• **The request**:
Transcribe the lines of the records starting with the one that has "Give me the" in it and ending with the last, and transcribe nothing else.

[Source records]
-------------------------

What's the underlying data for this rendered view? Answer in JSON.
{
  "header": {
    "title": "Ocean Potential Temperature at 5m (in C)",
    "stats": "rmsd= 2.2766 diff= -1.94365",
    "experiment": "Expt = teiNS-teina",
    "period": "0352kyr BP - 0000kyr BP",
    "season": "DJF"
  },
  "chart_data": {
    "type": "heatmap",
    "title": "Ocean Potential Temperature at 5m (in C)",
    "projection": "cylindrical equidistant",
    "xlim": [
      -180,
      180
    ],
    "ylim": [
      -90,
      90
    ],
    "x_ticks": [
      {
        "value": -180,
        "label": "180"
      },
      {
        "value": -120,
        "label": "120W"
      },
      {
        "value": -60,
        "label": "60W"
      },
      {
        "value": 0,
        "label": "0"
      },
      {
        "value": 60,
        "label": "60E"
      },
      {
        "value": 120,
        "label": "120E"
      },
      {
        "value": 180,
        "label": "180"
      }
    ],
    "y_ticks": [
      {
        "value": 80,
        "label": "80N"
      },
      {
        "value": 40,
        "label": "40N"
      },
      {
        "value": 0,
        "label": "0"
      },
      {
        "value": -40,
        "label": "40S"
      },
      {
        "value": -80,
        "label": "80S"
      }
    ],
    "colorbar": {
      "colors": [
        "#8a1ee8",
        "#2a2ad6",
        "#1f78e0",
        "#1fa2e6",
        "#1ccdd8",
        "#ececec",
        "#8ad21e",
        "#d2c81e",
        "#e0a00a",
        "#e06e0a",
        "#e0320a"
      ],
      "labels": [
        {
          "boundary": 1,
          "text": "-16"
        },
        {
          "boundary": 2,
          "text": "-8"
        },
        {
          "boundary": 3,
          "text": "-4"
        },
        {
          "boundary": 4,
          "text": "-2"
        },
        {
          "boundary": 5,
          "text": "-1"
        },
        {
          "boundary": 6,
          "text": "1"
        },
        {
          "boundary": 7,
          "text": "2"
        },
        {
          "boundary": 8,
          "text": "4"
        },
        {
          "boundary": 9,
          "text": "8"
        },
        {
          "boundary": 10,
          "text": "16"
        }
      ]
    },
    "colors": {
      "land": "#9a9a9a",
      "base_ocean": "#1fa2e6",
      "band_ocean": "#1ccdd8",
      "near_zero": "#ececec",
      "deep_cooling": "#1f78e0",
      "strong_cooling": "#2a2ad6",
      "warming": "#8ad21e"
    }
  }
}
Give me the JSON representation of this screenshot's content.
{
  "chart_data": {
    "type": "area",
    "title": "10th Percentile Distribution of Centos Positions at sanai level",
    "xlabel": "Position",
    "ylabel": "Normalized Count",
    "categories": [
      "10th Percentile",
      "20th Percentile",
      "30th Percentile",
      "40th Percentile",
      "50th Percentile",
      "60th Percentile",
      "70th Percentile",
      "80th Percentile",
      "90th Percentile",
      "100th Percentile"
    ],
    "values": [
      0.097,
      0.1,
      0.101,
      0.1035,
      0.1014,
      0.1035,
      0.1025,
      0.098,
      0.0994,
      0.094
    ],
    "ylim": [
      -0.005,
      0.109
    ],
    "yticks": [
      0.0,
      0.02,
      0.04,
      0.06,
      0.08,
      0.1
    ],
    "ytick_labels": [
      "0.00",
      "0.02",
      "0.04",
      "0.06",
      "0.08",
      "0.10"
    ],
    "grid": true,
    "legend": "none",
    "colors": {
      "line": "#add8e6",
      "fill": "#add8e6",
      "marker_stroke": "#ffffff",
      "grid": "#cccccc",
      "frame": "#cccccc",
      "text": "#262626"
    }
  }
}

-------------------------

• **Output**:
Give me the JSON representation of this screenshot's content.
{
  "chart_data": {
    "type": "area",
    "title": "10th Percentile Distribution of Centos Positions at sanai level",
    "xlabel": "Position",
    "ylabel": "Normalized Count",
    "categories": [
      "10th Percentile",
      "20th Percentile",
      "30th Percentile",
      "40th Percentile",
      "50th Percentile",
      "60th Percentile",
      "70th Percentile",
      "80th Percentile",
      "90th Percentile",
      "100th Percentile"
    ],
    "values": [
      0.097,
      0.1,
      0.101,
      0.1035,
      0.1014,
      0.1035,
      0.1025,
      0.098,
      0.0994,
      0.094
    ],
    "ylim": [
      -0.005,
      0.109
    ],
    "yticks": [
      0.0,
      0.02,
      0.04,
      0.06,
      0.08,
      0.1
    ],
    "ytick_labels": [
      "0.00",
      "0.02",
      "0.04",
      "0.06",
      "0.08",
      "0.10"
    ],
    "grid": true,
    "legend": "none",
    "colors": {
      "line": "#add8e6",
      "fill": "#add8e6",
      "marker_stroke": "#ffffff",
      "grid": "#cccccc",
      "frame": "#cccccc",
      "text": "#262626"
    }
  }
}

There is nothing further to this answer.